- **Aim of the exercise**: Images are excluded; otherwise, output every record exactly.

- **Data entries for graphics**:
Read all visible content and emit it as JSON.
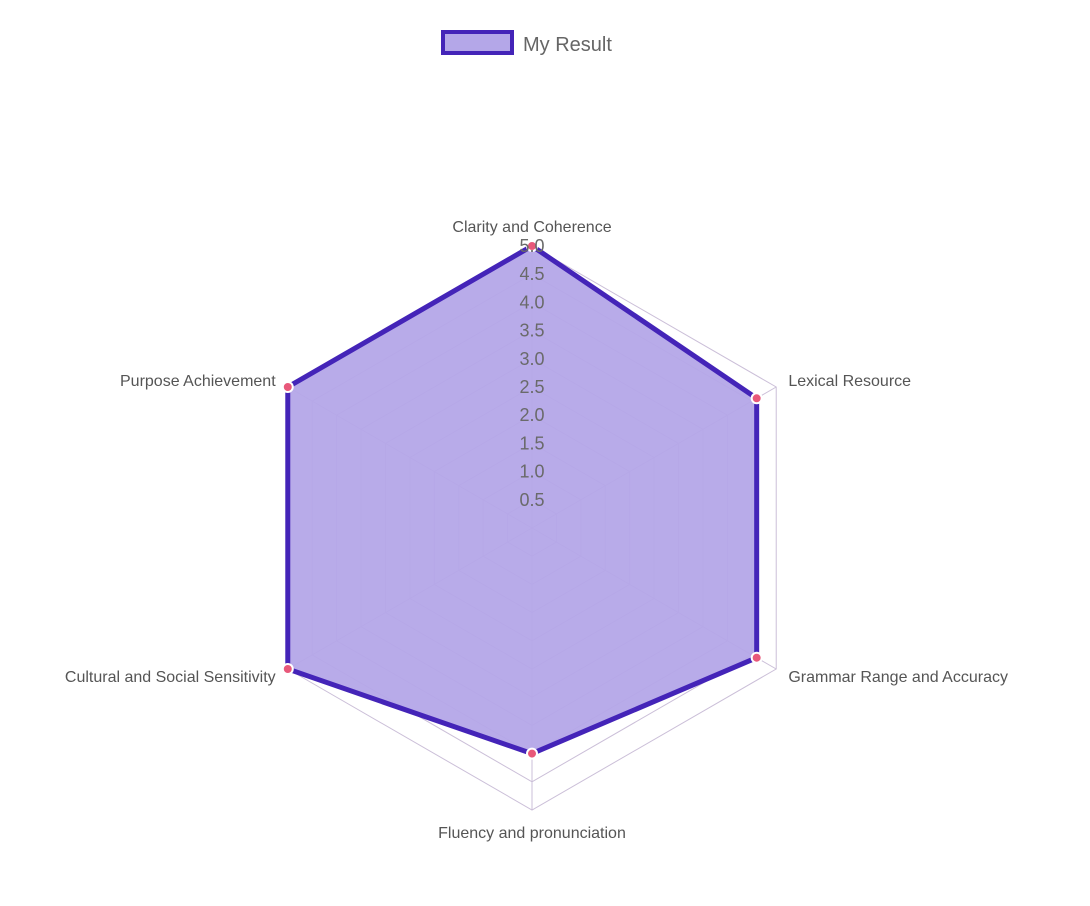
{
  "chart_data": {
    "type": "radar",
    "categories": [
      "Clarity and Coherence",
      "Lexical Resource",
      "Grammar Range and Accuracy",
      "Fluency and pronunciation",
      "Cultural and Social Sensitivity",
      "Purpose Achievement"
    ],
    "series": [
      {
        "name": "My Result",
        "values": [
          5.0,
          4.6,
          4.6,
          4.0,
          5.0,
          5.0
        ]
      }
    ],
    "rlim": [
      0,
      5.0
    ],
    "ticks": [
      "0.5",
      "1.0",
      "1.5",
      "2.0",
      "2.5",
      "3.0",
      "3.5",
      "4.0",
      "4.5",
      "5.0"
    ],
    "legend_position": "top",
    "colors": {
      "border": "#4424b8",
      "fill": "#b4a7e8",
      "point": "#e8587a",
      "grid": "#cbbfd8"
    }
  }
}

- **Full answer**:
Read all visible content and emit it as JSON.
{
  "chart_data": {
    "type": "radar",
    "categories": [
      "Clarity and Coherence",
      "Lexical Resource",
      "Grammar Range and Accuracy",
      "Fluency and pronunciation",
      "Cultural and Social Sensitivity",
      "Purpose Achievement"
    ],
    "series": [
      {
        "name": "My Result",
        "values": [
          5.0,
          4.6,
          4.6,
          4.0,
          5.0,
          5.0
        ]
      }
    ],
    "rlim": [
      0,
      5.0
    ],
    "ticks": [
      "0.5",
      "1.0",
      "1.5",
      "2.0",
      "2.5",
      "3.0",
      "3.5",
      "4.0",
      "4.5",
      "5.0"
    ],
    "legend_position": "top",
    "colors": {
      "border": "#4424b8",
      "fill": "#b4a7e8",
      "point": "#e8587a",
      "grid": "#cbbfd8"
    }
  }
}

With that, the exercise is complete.